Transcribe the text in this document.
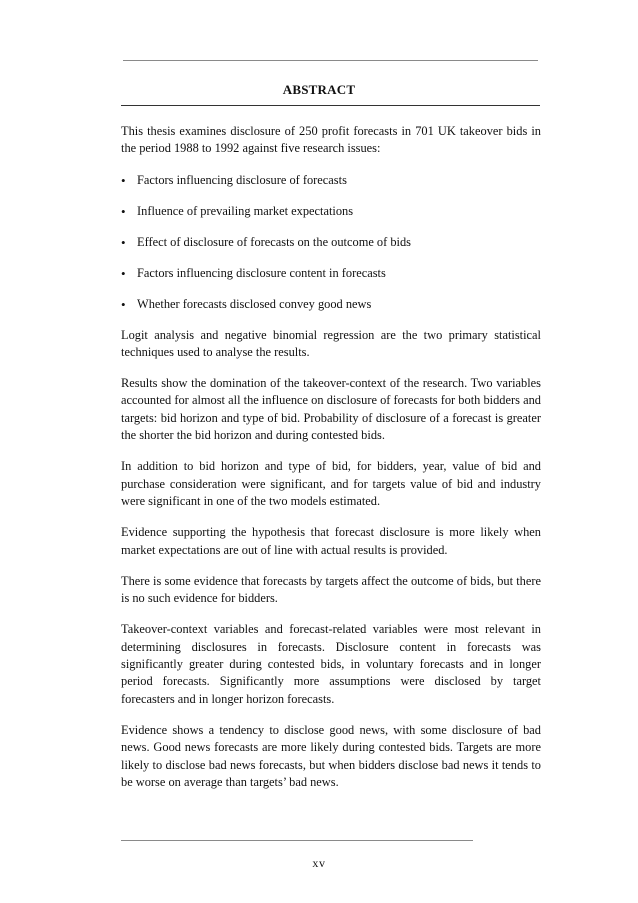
ABSTRACT

This thesis examines disclosure of 250 profit forecasts in 701 UK takeover bids in the period 1988 to 1992 against five research issues:

• Factors influencing disclosure of forecasts
• Influence of prevailing market expectations
• Effect of disclosure of forecasts on the outcome of bids
• Factors influencing disclosure content in forecasts
• Whether forecasts disclosed convey good news

Logit analysis and negative binomial regression are the two primary statistical techniques used to analyse the results.

Results show the domination of the takeover-context of the research. Two variables accounted for almost all the influence on disclosure of forecasts for both bidders and targets: bid horizon and type of bid. Probability of disclosure of a forecast is greater the shorter the bid horizon and during contested bids.

In addition to bid horizon and type of bid, for bidders, year, value of bid and purchase consideration were significant, and for targets value of bid and industry were significant in one of the two models estimated.

Evidence supporting the hypothesis that forecast disclosure is more likely when market expectations are out of line with actual results is provided.

There is some evidence that forecasts by targets affect the outcome of bids, but there is no such evidence for bidders.

Takeover-context variables and forecast-related variables were most relevant in determining disclosures in forecasts. Disclosure content in forecasts was significantly greater during contested bids, in voluntary forecasts and in longer period forecasts. Significantly more assumptions were disclosed by target forecasters and in longer horizon forecasts.

Evidence shows a tendency to disclose good news, with some disclosure of bad news. Good news forecasts are more likely during contested bids. Targets are more likely to disclose bad news forecasts, but when bidders disclose bad news it tends to be worse on average than targets’ bad news.

xv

▶ What you are asked to do
Apart from the pictures, the entries above are to be repeated in full and exactly.

▶ Answer to the problem
Transcribe the text in this document.
ABSTRACT

This thesis examines disclosure of 250 profit forecasts in 701 UK takeover bids in the period 1988 to 1992 against five research issues:

• Factors influencing disclosure of forecasts
• Influence of prevailing market expectations
• Effect of disclosure of forecasts on the outcome of bids
• Factors influencing disclosure content in forecasts
• Whether forecasts disclosed convey good news

Logit analysis and negative binomial regression are the two primary statistical techniques used to analyse the results.

Results show the domination of the takeover-context of the research. Two variables accounted for almost all the influence on disclosure of forecasts for both bidders and targets: bid horizon and type of bid. Probability of disclosure of a forecast is greater the shorter the bid horizon and during contested bids.

In addition to bid horizon and type of bid, for bidders, year, value of bid and purchase consideration were significant, and for targets value of bid and industry were significant in one of the two models estimated.

Evidence supporting the hypothesis that forecast disclosure is more likely when market expectations are out of line with actual results is provided.

There is some evidence that forecasts by targets affect the outcome of bids, but there is no such evidence for bidders.

Takeover-context variables and forecast-related variables were most relevant in determining disclosures in forecasts. Disclosure content in forecasts was significantly greater during contested bids, in voluntary forecasts and in longer period forecasts. Significantly more assumptions were disclosed by target forecasters and in longer horizon forecasts.

Evidence shows a tendency to disclose good news, with some disclosure of bad news. Good news forecasts are more likely during contested bids. Targets are more likely to disclose bad news forecasts, but when bidders disclose bad news it tends to be worse on average than targets’ bad news.

xv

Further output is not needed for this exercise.